==== Listing

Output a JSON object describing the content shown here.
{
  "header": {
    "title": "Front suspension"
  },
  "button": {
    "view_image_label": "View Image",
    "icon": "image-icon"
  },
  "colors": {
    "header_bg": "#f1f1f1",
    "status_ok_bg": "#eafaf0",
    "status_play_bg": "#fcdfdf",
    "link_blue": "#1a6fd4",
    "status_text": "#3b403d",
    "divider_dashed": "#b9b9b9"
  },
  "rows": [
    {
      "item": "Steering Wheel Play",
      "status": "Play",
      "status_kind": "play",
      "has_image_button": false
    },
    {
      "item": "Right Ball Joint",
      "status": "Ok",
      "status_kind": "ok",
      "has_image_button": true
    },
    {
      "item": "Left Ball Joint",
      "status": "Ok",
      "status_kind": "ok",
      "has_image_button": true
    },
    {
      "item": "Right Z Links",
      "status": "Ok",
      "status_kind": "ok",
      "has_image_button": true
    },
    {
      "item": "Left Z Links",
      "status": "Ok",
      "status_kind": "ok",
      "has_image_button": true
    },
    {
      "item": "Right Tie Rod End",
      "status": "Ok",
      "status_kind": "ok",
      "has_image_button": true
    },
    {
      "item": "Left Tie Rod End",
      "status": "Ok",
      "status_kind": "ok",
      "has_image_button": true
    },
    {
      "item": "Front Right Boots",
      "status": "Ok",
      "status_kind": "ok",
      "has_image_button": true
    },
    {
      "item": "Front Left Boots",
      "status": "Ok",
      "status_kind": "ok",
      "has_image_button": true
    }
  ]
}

========

→ What the task asks
Output all preceding records character for character.

→ Worked solution
Output a JSON object describing the content shown here.
{
  "header": {
    "title": "Front suspension"
  },
  "button": {
    "view_image_label": "View Image",
    "icon": "image-icon"
  },
  "colors": {
    "header_bg": "#f1f1f1",
    "status_ok_bg": "#eafaf0",
    "status_play_bg": "#fcdfdf",
    "link_blue": "#1a6fd4",
    "status_text": "#3b403d",
    "divider_dashed": "#b9b9b9"
  },
  "rows": [
    {
      "item": "Steering Wheel Play",
      "status": "Play",
      "status_kind": "play",
      "has_image_button": false
    },
    {
      "item": "Right Ball Joint",
      "status": "Ok",
      "status_kind": "ok",
      "has_image_button": true
    },
    {
      "item": "Left Ball Joint",
      "status": "Ok",
      "status_kind": "ok",
      "has_image_button": true
    },
    {
      "item": "Right Z Links",
      "status": "Ok",
      "status_kind": "ok",
      "has_image_button": true
    },
    {
      "item": "Left Z Links",
      "status": "Ok",
      "status_kind": "ok",
      "has_image_button": true
    },
    {
      "item": "Right Tie Rod End",
      "status": "Ok",
      "status_kind": "ok",
      "has_image_button": true
    },
    {
      "item": "Left Tie Rod End",
      "status": "Ok",
      "status_kind": "ok",
      "has_image_button": true
    },
    {
      "item": "Front Right Boots",
      "status": "Ok",
      "status_kind": "ok",
      "has_image_button": true
    },
    {
      "item": "Front Left Boots",
      "status": "Ok",
      "status_kind": "ok",
      "has_image_button": true
    }
  ]
}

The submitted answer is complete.